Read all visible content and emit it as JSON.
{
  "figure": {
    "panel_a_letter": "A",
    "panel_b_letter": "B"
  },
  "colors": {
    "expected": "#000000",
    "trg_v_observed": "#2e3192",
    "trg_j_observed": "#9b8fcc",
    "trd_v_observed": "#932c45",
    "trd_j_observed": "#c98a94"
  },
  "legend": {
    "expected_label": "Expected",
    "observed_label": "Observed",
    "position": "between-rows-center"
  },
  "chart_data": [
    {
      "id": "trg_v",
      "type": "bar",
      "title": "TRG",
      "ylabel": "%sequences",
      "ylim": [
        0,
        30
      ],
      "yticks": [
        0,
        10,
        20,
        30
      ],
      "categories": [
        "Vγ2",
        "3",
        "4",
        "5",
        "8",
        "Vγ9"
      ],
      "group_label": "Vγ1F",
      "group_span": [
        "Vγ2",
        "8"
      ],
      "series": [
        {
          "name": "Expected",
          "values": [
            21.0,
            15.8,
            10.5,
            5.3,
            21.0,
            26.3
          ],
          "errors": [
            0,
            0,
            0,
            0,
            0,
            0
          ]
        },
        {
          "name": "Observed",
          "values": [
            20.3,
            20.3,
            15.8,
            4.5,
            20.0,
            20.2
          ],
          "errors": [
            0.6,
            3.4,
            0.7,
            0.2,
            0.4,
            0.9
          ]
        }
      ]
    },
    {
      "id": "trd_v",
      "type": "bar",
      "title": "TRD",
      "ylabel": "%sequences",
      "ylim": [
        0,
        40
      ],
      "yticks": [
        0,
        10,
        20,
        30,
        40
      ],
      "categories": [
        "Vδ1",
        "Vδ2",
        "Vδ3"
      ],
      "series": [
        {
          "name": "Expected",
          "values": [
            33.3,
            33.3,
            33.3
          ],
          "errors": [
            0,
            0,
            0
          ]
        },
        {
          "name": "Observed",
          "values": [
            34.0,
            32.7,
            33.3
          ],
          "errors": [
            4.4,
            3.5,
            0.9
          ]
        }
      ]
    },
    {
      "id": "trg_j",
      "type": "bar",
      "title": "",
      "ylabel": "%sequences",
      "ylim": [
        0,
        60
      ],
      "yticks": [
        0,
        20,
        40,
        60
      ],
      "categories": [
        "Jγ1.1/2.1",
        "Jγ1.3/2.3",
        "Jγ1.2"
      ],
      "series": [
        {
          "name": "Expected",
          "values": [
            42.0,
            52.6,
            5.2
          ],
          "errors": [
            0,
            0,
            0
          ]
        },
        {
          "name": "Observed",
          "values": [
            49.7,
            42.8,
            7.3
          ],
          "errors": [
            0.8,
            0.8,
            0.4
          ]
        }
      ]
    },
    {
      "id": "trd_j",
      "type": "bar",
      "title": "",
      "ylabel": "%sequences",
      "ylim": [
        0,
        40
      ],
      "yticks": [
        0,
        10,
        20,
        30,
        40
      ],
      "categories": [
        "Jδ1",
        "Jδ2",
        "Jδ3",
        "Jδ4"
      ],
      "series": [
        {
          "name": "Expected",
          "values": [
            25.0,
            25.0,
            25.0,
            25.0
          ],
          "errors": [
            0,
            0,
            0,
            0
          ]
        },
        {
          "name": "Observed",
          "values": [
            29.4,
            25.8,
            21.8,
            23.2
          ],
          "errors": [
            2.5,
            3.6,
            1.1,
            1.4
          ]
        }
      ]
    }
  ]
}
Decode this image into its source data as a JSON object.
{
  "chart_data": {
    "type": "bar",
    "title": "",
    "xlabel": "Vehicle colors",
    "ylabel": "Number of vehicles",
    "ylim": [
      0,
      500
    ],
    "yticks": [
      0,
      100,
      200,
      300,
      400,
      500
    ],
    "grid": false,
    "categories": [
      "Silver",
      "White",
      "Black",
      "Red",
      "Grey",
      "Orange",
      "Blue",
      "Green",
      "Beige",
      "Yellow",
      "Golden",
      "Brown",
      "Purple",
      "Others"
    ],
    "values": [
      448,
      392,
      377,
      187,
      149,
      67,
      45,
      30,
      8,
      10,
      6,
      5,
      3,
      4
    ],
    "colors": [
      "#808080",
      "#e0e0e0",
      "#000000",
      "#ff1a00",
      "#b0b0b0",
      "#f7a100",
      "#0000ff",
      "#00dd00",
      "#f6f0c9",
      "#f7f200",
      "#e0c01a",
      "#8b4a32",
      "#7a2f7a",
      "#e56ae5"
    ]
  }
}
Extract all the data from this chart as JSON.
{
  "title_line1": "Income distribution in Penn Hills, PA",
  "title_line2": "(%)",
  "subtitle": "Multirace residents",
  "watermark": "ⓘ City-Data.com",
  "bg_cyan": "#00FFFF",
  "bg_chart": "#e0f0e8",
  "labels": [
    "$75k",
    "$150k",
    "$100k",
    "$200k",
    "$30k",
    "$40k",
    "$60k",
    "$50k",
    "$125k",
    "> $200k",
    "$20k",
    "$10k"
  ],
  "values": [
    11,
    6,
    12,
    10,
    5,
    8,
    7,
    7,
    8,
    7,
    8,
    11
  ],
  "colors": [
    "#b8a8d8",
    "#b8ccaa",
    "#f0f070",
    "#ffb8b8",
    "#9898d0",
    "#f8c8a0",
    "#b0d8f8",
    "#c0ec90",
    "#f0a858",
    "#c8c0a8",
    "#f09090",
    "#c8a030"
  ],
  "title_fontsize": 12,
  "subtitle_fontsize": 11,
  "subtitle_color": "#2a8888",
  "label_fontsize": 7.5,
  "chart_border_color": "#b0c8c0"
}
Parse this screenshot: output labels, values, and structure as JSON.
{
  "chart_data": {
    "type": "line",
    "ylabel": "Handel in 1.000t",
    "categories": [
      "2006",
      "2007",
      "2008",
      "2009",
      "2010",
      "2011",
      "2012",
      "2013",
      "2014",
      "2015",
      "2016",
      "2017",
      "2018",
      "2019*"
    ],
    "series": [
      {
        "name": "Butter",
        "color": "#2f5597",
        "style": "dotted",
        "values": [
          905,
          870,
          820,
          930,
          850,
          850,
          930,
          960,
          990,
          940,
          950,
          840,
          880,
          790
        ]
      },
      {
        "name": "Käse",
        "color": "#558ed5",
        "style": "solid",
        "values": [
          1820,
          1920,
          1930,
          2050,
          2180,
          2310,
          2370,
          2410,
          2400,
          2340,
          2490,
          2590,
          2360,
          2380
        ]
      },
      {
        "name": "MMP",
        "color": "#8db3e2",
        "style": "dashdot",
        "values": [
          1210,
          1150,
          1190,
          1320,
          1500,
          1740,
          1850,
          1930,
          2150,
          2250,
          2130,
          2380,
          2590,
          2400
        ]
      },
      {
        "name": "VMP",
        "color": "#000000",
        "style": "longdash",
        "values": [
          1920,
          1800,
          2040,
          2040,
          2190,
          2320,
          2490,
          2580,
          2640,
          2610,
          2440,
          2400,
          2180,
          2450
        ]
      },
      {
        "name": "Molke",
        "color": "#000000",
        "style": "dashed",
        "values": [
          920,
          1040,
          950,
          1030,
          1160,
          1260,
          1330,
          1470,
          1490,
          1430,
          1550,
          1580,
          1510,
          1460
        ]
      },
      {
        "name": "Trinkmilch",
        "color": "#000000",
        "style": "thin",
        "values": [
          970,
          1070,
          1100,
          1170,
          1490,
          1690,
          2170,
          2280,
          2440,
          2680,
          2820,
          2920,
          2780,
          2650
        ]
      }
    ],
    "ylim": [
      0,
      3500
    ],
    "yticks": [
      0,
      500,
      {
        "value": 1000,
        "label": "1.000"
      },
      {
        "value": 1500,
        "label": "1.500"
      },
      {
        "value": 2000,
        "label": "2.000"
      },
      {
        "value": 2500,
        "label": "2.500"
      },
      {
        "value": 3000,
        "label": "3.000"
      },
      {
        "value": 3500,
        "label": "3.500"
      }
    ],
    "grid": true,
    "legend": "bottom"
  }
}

★ ★ ★ ★ ★ ★ ★

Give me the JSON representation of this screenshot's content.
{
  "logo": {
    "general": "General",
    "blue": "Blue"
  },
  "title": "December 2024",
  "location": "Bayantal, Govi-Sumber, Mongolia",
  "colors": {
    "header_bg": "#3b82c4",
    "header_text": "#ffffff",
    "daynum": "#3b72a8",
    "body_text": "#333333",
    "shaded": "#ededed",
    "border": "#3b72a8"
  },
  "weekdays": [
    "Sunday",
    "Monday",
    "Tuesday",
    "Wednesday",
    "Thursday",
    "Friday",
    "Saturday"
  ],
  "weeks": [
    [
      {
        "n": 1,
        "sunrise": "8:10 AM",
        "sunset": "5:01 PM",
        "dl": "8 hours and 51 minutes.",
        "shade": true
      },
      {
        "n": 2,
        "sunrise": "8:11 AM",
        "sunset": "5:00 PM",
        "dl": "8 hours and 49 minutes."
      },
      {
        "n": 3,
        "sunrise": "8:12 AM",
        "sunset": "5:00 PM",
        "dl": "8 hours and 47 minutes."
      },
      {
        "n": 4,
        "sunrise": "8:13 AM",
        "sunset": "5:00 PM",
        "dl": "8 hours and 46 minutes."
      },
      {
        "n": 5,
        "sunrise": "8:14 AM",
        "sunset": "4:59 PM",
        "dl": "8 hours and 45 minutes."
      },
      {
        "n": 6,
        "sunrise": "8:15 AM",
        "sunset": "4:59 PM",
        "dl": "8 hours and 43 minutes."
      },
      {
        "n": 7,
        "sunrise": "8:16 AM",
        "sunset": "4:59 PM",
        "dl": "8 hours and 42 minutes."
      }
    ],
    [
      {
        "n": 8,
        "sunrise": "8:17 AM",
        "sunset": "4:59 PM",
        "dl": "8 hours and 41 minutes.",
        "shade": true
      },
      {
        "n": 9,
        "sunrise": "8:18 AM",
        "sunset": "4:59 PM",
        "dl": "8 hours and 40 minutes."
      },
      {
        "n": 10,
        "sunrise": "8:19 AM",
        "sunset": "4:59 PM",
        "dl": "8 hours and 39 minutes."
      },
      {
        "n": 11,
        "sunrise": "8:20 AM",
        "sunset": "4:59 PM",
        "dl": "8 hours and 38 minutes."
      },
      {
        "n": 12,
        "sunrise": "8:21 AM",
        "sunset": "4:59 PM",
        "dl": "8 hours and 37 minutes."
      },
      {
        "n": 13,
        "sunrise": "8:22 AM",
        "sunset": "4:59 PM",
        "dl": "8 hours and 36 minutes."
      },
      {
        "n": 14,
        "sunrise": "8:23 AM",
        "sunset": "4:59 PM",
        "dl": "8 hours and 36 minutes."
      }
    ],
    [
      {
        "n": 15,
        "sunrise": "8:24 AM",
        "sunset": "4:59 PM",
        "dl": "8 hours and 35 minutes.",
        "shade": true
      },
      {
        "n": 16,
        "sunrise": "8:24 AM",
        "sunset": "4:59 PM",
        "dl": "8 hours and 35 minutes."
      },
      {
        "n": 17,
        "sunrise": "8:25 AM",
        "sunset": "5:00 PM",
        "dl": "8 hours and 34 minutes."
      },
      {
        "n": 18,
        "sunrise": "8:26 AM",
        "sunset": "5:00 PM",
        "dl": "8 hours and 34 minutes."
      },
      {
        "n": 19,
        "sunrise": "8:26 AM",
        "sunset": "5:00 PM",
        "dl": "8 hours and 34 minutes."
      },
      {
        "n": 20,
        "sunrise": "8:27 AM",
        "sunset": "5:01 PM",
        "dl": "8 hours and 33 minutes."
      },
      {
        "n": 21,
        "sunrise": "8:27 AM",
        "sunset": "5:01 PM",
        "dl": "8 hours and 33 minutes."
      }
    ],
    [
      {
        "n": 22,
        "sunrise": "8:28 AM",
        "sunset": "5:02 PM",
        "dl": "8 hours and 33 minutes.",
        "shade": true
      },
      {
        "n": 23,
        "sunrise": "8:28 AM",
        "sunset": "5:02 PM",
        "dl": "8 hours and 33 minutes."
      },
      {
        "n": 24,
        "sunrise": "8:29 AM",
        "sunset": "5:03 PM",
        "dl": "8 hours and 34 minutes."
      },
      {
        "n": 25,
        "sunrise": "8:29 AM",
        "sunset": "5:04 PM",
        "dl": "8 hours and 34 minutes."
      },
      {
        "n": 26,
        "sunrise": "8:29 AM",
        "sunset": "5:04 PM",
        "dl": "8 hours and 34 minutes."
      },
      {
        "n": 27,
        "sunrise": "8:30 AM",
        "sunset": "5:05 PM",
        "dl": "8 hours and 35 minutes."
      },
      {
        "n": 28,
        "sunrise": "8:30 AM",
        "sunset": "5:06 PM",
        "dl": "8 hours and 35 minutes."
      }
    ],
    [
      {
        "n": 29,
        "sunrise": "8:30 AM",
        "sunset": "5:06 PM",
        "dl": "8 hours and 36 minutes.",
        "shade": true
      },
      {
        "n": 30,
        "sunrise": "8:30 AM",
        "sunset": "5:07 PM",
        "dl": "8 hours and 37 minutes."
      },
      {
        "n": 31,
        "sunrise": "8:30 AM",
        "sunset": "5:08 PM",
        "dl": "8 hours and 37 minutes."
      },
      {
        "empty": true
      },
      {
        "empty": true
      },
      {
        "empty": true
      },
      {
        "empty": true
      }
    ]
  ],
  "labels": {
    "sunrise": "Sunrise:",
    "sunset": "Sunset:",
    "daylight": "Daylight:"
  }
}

★ ★ ★ ★ ★ ★ ★

Pick out each line in the material containing "style".

**Solution to the problem**:
        "style": "dotted",
        "style": "solid",
        "style": "dashdot",
        "style": "longdash",
        "style": "dashed",
        "style": "thin",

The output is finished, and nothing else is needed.